→ **Task to complete**:
Reproduce every line of the records below word for word, with nothing changed, added, or left out.

--------------------------------

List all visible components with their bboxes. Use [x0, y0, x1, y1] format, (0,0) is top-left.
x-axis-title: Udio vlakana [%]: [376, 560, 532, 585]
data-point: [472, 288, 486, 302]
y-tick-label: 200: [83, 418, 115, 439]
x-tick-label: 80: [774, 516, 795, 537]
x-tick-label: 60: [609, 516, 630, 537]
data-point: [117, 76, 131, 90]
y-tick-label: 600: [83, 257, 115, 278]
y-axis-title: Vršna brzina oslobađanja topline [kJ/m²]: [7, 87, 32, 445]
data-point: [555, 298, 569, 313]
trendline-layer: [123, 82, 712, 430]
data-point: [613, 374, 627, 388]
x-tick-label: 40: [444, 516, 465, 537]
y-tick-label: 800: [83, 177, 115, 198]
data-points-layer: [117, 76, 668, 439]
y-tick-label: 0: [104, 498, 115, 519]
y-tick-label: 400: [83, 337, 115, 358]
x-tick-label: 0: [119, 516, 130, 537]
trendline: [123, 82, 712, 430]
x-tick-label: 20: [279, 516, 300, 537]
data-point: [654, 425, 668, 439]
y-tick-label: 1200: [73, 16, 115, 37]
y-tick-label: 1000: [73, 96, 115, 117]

--------------------------------

→ **Written reply**:
List all visible components with their bboxes. Use [x0, y0, x1, y1] format, (0,0) is top-left.
x-axis-title: Udio vlakana [%]: [376, 560, 532, 585]
data-point: [472, 288, 486, 302]
y-tick-label: 200: [83, 418, 115, 439]
x-tick-label: 80: [774, 516, 795, 537]
x-tick-label: 60: [609, 516, 630, 537]
data-point: [117, 76, 131, 90]
y-tick-label: 600: [83, 257, 115, 278]
y-axis-title: Vršna brzina oslobađanja topline [kJ/m²]: [7, 87, 32, 445]
data-point: [555, 298, 569, 313]
trendline-layer: [123, 82, 712, 430]
data-point: [613, 374, 627, 388]
x-tick-label: 40: [444, 516, 465, 537]
y-tick-label: 800: [83, 177, 115, 198]
data-points-layer: [117, 76, 668, 439]
y-tick-label: 0: [104, 498, 115, 519]
y-tick-label: 400: [83, 337, 115, 358]
x-tick-label: 0: [119, 516, 130, 537]
trendline: [123, 82, 712, 430]
x-tick-label: 20: [279, 516, 300, 537]
data-point: [654, 425, 668, 439]
y-tick-label: 1200: [73, 16, 115, 37]
y-tick-label: 1000: [73, 96, 115, 117]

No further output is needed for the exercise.